[RAW RECORDS start]
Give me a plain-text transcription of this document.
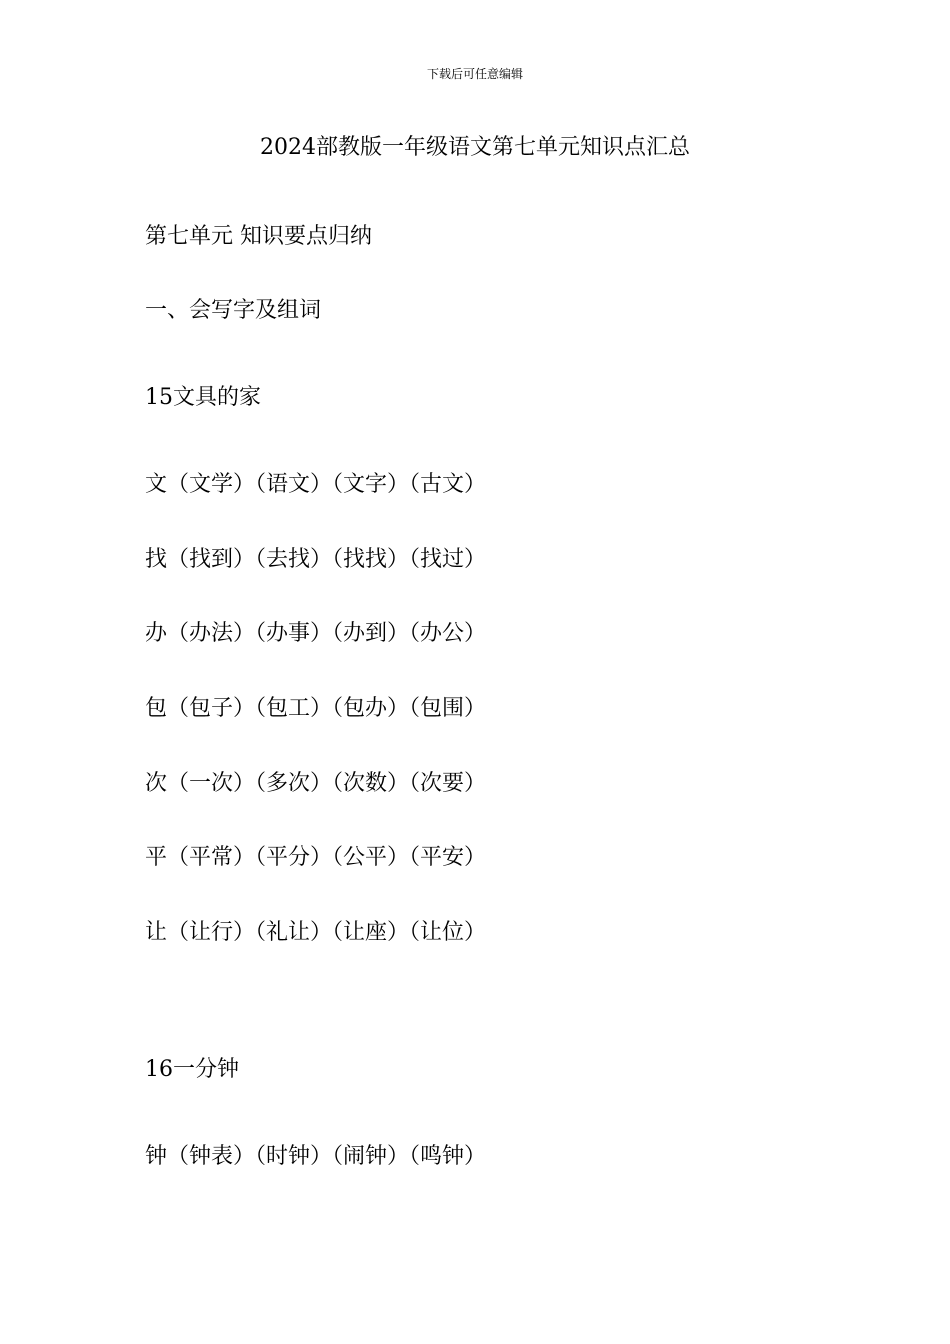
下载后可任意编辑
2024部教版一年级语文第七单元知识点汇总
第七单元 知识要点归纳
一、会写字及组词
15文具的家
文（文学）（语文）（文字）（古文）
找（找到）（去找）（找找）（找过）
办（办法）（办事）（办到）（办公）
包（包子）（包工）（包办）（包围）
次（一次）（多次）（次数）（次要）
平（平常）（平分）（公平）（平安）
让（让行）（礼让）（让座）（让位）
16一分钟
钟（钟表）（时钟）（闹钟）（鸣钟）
[RAW RECORDS end]
WHAT THE TASK ASKS: Retype everything in the material word for word, minus pictures.

SOLUTION:
Give me a plain-text transcription of this document.
下载后可任意编辑
2024部教版一年级语文第七单元知识点汇总
第七单元 知识要点归纳
一、会写字及组词
15文具的家
文（文学）（语文）（文字）（古文）
找（找到）（去找）（找找）（找过）
办（办法）（办事）（办到）（办公）
包（包子）（包工）（包办）（包围）
次（一次）（多次）（次数）（次要）
平（平常）（平分）（公平）（平安）
让（让行）（礼让）（让座）（让位）
16一分钟
钟（钟表）（时钟）（闹钟）（鸣钟）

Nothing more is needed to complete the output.